▸ Your task
Your task is to print every entry below exactly as given.

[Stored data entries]
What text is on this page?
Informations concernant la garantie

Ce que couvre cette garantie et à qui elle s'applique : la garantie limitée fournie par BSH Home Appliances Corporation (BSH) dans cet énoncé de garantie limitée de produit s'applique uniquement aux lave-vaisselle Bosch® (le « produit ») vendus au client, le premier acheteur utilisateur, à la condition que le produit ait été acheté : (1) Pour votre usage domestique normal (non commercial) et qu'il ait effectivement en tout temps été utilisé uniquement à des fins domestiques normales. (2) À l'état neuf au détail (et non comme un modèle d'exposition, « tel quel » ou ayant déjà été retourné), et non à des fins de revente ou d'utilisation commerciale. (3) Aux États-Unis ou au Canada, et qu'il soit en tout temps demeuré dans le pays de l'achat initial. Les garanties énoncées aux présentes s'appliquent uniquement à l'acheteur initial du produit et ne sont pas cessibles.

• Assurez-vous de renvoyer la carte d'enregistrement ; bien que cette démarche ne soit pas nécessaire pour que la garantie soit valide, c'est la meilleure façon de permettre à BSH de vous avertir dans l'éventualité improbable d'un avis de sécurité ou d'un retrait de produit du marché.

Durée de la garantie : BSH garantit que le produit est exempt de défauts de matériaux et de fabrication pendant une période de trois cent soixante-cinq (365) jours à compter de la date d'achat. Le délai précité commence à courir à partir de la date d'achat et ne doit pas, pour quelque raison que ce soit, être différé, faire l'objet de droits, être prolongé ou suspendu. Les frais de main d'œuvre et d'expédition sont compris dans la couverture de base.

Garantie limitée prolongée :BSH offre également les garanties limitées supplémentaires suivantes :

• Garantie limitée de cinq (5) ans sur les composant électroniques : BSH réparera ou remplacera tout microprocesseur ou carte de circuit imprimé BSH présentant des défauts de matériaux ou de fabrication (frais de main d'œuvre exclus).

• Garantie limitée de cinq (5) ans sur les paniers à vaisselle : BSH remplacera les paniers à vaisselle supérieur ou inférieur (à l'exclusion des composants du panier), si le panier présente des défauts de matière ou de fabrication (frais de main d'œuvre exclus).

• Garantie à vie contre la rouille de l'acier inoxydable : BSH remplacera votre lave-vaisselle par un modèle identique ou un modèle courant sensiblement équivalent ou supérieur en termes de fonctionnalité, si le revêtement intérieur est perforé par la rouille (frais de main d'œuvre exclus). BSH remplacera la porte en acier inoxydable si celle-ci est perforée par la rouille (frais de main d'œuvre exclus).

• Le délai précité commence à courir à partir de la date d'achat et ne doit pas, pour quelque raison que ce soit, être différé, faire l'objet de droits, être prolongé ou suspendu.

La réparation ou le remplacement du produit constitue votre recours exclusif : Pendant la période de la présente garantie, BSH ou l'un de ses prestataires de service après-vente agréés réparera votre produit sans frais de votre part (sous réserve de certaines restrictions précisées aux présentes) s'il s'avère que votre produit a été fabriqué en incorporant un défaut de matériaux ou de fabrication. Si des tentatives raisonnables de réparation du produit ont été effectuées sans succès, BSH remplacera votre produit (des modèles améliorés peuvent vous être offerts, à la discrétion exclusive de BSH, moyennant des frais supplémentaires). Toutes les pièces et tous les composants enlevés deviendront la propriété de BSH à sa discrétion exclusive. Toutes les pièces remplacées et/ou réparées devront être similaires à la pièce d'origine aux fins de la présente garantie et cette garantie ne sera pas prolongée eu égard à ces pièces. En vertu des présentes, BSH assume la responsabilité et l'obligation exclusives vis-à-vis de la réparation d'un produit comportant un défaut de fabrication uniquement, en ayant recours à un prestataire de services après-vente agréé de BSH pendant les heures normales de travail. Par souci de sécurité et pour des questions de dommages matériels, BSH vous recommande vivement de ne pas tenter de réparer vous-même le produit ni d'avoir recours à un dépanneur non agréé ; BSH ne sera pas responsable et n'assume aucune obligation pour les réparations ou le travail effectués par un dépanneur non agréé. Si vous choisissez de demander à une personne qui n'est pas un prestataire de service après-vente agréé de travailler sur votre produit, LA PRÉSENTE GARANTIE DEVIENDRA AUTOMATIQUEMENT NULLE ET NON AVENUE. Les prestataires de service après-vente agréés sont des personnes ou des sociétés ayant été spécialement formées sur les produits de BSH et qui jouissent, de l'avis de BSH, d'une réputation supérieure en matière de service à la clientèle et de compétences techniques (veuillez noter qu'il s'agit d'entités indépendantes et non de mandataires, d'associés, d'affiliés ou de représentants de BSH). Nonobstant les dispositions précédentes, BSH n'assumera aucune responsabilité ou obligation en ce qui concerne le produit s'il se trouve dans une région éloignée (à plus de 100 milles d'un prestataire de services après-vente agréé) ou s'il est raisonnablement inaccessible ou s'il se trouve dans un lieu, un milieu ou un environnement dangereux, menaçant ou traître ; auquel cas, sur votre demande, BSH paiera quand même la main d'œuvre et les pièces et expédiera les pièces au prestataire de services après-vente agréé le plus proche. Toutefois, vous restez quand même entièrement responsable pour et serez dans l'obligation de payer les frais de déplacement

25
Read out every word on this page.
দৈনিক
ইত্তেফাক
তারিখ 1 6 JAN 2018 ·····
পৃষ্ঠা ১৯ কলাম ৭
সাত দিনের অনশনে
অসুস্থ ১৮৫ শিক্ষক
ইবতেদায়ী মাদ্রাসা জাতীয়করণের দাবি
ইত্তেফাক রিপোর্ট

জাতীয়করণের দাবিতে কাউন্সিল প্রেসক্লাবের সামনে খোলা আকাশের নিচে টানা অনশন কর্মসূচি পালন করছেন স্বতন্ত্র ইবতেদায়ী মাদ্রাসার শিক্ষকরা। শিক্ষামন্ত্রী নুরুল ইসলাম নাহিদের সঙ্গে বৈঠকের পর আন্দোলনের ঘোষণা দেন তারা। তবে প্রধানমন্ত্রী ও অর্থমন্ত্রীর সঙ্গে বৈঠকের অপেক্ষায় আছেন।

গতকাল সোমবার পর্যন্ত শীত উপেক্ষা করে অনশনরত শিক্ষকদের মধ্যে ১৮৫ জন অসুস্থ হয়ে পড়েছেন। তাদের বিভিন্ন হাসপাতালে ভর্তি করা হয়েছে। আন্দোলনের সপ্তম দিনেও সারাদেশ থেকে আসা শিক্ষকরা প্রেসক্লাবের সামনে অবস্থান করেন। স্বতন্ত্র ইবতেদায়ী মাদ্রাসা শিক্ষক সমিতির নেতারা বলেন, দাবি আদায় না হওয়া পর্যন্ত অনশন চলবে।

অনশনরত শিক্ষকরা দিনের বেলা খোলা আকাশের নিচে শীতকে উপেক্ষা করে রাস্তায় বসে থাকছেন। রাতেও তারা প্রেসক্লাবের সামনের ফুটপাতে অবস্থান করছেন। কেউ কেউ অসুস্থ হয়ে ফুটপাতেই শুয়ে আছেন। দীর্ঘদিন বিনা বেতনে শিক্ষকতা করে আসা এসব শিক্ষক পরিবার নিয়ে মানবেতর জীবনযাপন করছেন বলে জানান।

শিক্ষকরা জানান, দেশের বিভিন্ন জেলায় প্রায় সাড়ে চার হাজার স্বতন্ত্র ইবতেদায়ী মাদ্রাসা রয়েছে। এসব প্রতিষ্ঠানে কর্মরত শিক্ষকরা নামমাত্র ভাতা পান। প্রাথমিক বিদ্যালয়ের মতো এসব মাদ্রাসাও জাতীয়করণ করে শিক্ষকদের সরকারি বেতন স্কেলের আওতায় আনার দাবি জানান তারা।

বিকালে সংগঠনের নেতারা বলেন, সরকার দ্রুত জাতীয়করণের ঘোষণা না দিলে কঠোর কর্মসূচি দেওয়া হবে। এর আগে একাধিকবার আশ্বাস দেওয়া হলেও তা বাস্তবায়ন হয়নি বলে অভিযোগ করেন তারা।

▸ Task result
What text is on this page?
Informations concernant la garantie

Ce que couvre cette garantie et à qui elle s'applique : la garantie limitée fournie par BSH Home Appliances Corporation (BSH) dans cet énoncé de garantie limitée de produit s'applique uniquement aux lave-vaisselle Bosch® (le « produit ») vendus au client, le premier acheteur utilisateur, à la condition que le produit ait été acheté : (1) Pour votre usage domestique normal (non commercial) et qu'il ait effectivement en tout temps été utilisé uniquement à des fins domestiques normales. (2) À l'état neuf au détail (et non comme un modèle d'exposition, « tel quel » ou ayant déjà été retourné), et non à des fins de revente ou d'utilisation commerciale. (3) Aux États-Unis ou au Canada, et qu'il soit en tout temps demeuré dans le pays de l'achat initial. Les garanties énoncées aux présentes s'appliquent uniquement à l'acheteur initial du produit et ne sont pas cessibles.

• Assurez-vous de renvoyer la carte d'enregistrement ; bien que cette démarche ne soit pas nécessaire pour que la garantie soit valide, c'est la meilleure façon de permettre à BSH de vous avertir dans l'éventualité improbable d'un avis de sécurité ou d'un retrait de produit du marché.

Durée de la garantie : BSH garantit que le produit est exempt de défauts de matériaux et de fabrication pendant une période de trois cent soixante-cinq (365) jours à compter de la date d'achat. Le délai précité commence à courir à partir de la date d'achat et ne doit pas, pour quelque raison que ce soit, être différé, faire l'objet de droits, être prolongé ou suspendu. Les frais de main d'œuvre et d'expédition sont compris dans la couverture de base.

Garantie limitée prolongée :BSH offre également les garanties limitées supplémentaires suivantes :

• Garantie limitée de cinq (5) ans sur les composant électroniques : BSH réparera ou remplacera tout microprocesseur ou carte de circuit imprimé BSH présentant des défauts de matériaux ou de fabrication (frais de main d'œuvre exclus).

• Garantie limitée de cinq (5) ans sur les paniers à vaisselle : BSH remplacera les paniers à vaisselle supérieur ou inférieur (à l'exclusion des composants du panier), si le panier présente des défauts de matière ou de fabrication (frais de main d'œuvre exclus).

• Garantie à vie contre la rouille de l'acier inoxydable : BSH remplacera votre lave-vaisselle par un modèle identique ou un modèle courant sensiblement équivalent ou supérieur en termes de fonctionnalité, si le revêtement intérieur est perforé par la rouille (frais de main d'œuvre exclus). BSH remplacera la porte en acier inoxydable si celle-ci est perforée par la rouille (frais de main d'œuvre exclus).

• Le délai précité commence à courir à partir de la date d'achat et ne doit pas, pour quelque raison que ce soit, être différé, faire l'objet de droits, être prolongé ou suspendu.

La réparation ou le remplacement du produit constitue votre recours exclusif : Pendant la période de la présente garantie, BSH ou l'un de ses prestataires de service après-vente agréés réparera votre produit sans frais de votre part (sous réserve de certaines restrictions précisées aux présentes) s'il s'avère que votre produit a été fabriqué en incorporant un défaut de matériaux ou de fabrication. Si des tentatives raisonnables de réparation du produit ont été effectuées sans succès, BSH remplacera votre produit (des modèles améliorés peuvent vous être offerts, à la discrétion exclusive de BSH, moyennant des frais supplémentaires). Toutes les pièces et tous les composants enlevés deviendront la propriété de BSH à sa discrétion exclusive. Toutes les pièces remplacées et/ou réparées devront être similaires à la pièce d'origine aux fins de la présente garantie et cette garantie ne sera pas prolongée eu égard à ces pièces. En vertu des présentes, BSH assume la responsabilité et l'obligation exclusives vis-à-vis de la réparation d'un produit comportant un défaut de fabrication uniquement, en ayant recours à un prestataire de services après-vente agréé de BSH pendant les heures normales de travail. Par souci de sécurité et pour des questions de dommages matériels, BSH vous recommande vivement de ne pas tenter de réparer vous-même le produit ni d'avoir recours à un dépanneur non agréé ; BSH ne sera pas responsable et n'assume aucune obligation pour les réparations ou le travail effectués par un dépanneur non agréé. Si vous choisissez de demander à une personne qui n'est pas un prestataire de service après-vente agréé de travailler sur votre produit, LA PRÉSENTE GARANTIE DEVIENDRA AUTOMATIQUEMENT NULLE ET NON AVENUE. Les prestataires de service après-vente agréés sont des personnes ou des sociétés ayant été spécialement formées sur les produits de BSH et qui jouissent, de l'avis de BSH, d'une réputation supérieure en matière de service à la clientèle et de compétences techniques (veuillez noter qu'il s'agit d'entités indépendantes et non de mandataires, d'associés, d'affiliés ou de représentants de BSH). Nonobstant les dispositions précédentes, BSH n'assumera aucune responsabilité ou obligation en ce qui concerne le produit s'il se trouve dans une région éloignée (à plus de 100 milles d'un prestataire de services après-vente agréé) ou s'il est raisonnablement inaccessible ou s'il se trouve dans un lieu, un milieu ou un environnement dangereux, menaçant ou traître ; auquel cas, sur votre demande, BSH paiera quand même la main d'œuvre et les pièces et expédiera les pièces au prestataire de services après-vente agréé le plus proche. Toutefois, vous restez quand même entièrement responsable pour et serez dans l'obligation de payer les frais de déplacement

25
Read out every word on this page.
দৈনিক
ইত্তেফাক
তারিখ 1 6 JAN 2018 ·····
পৃষ্ঠা ১৯ কলাম ৭
সাত দিনের অনশনে
অসুস্থ ১৮৫ শিক্ষক
ইবতেদায়ী মাদ্রাসা জাতীয়করণের দাবি
ইত্তেফাক রিপোর্ট

জাতীয়করণের দাবিতে কাউন্সিল প্রেসক্লাবের সামনে খোলা আকাশের নিচে টানা অনশন কর্মসূচি পালন করছেন স্বতন্ত্র ইবতেদায়ী মাদ্রাসার শিক্ষকরা। শিক্ষামন্ত্রী নুরুল ইসলাম নাহিদের সঙ্গে বৈঠকের পর আন্দোলনের ঘোষণা দেন তারা। তবে প্রধানমন্ত্রী ও অর্থমন্ত্রীর সঙ্গে বৈঠকের অপেক্ষায় আছেন।

গতকাল সোমবার পর্যন্ত শীত উপেক্ষা করে অনশনরত শিক্ষকদের মধ্যে ১৮৫ জন অসুস্থ হয়ে পড়েছেন। তাদের বিভিন্ন হাসপাতালে ভর্তি করা হয়েছে। আন্দোলনের সপ্তম দিনেও সারাদেশ থেকে আসা শিক্ষকরা প্রেসক্লাবের সামনে অবস্থান করেন। স্বতন্ত্র ইবতেদায়ী মাদ্রাসা শিক্ষক সমিতির নেতারা বলেন, দাবি আদায় না হওয়া পর্যন্ত অনশন চলবে।

অনশনরত শিক্ষকরা দিনের বেলা খোলা আকাশের নিচে শীতকে উপেক্ষা করে রাস্তায় বসে থাকছেন। রাতেও তারা প্রেসক্লাবের সামনের ফুটপাতে অবস্থান করছেন। কেউ কেউ অসুস্থ হয়ে ফুটপাতেই শুয়ে আছেন। দীর্ঘদিন বিনা বেতনে শিক্ষকতা করে আসা এসব শিক্ষক পরিবার নিয়ে মানবেতর জীবনযাপন করছেন বলে জানান।

শিক্ষকরা জানান, দেশের বিভিন্ন জেলায় প্রায় সাড়ে চার হাজার স্বতন্ত্র ইবতেদায়ী মাদ্রাসা রয়েছে। এসব প্রতিষ্ঠানে কর্মরত শিক্ষকরা নামমাত্র ভাতা পান। প্রাথমিক বিদ্যালয়ের মতো এসব মাদ্রাসাও জাতীয়করণ করে শিক্ষকদের সরকারি বেতন স্কেলের আওতায় আনার দাবি জানান তারা।

বিকালে সংগঠনের নেতারা বলেন, সরকার দ্রুত জাতীয়করণের ঘোষণা না দিলে কঠোর কর্মসূচি দেওয়া হবে। এর আগে একাধিকবার আশ্বাস দেওয়া হলেও তা বাস্তবায়ন হয়নি বলে অভিযোগ করেন তারা।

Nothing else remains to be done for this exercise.